## Task instructions:
Here are some records. Copy each one exactly.

## Given data:
□ □ □ □ □
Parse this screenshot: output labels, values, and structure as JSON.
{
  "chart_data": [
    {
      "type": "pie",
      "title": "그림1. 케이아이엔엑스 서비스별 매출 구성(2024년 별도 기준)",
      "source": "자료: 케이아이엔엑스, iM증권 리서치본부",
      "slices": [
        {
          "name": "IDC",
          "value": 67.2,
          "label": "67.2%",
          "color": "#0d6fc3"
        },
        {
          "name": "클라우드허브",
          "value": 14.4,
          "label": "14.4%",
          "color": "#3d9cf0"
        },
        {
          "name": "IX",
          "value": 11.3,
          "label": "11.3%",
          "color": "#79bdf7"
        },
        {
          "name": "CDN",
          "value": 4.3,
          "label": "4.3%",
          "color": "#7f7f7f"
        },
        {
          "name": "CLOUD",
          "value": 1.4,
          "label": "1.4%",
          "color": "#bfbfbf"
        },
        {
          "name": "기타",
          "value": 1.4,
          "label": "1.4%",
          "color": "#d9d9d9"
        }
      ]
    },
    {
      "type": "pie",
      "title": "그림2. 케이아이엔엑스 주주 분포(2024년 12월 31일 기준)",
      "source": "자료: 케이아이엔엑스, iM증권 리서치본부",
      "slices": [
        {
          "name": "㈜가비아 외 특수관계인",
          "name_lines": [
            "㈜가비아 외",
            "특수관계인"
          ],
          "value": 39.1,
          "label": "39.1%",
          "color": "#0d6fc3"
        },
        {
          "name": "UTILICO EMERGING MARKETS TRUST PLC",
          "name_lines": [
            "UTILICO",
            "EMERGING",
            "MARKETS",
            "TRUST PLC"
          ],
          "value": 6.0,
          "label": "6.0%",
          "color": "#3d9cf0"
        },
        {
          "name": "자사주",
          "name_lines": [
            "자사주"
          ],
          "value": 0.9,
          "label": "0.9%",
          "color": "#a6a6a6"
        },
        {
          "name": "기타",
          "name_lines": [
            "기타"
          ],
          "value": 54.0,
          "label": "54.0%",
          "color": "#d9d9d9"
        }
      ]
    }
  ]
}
□ □ □ □ □
## Output:
Parse this screenshot: output labels, values, and structure as JSON.
{
  "chart_data": [
    {
      "type": "pie",
      "title": "그림1. 케이아이엔엑스 서비스별 매출 구성(2024년 별도 기준)",
      "source": "자료: 케이아이엔엑스, iM증권 리서치본부",
      "slices": [
        {
          "name": "IDC",
          "value": 67.2,
          "label": "67.2%",
          "color": "#0d6fc3"
        },
        {
          "name": "클라우드허브",
          "value": 14.4,
          "label": "14.4%",
          "color": "#3d9cf0"
        },
        {
          "name": "IX",
          "value": 11.3,
          "label": "11.3%",
          "color": "#79bdf7"
        },
        {
          "name": "CDN",
          "value": 4.3,
          "label": "4.3%",
          "color": "#7f7f7f"
        },
        {
          "name": "CLOUD",
          "value": 1.4,
          "label": "1.4%",
          "color": "#bfbfbf"
        },
        {
          "name": "기타",
          "value": 1.4,
          "label": "1.4%",
          "color": "#d9d9d9"
        }
      ]
    },
    {
      "type": "pie",
      "title": "그림2. 케이아이엔엑스 주주 분포(2024년 12월 31일 기준)",
      "source": "자료: 케이아이엔엑스, iM증권 리서치본부",
      "slices": [
        {
          "name": "㈜가비아 외 특수관계인",
          "name_lines": [
            "㈜가비아 외",
            "특수관계인"
          ],
          "value": 39.1,
          "label": "39.1%",
          "color": "#0d6fc3"
        },
        {
          "name": "UTILICO EMERGING MARKETS TRUST PLC",
          "name_lines": [
            "UTILICO",
            "EMERGING",
            "MARKETS",
            "TRUST PLC"
          ],
          "value": 6.0,
          "label": "6.0%",
          "color": "#3d9cf0"
        },
        {
          "name": "자사주",
          "name_lines": [
            "자사주"
          ],
          "value": 0.9,
          "label": "0.9%",
          "color": "#a6a6a6"
        },
        {
          "name": "기타",
          "name_lines": [
            "기타"
          ],
          "value": 54.0,
          "label": "54.0%",
          "color": "#d9d9d9"
        }
      ]
    }
  ]
}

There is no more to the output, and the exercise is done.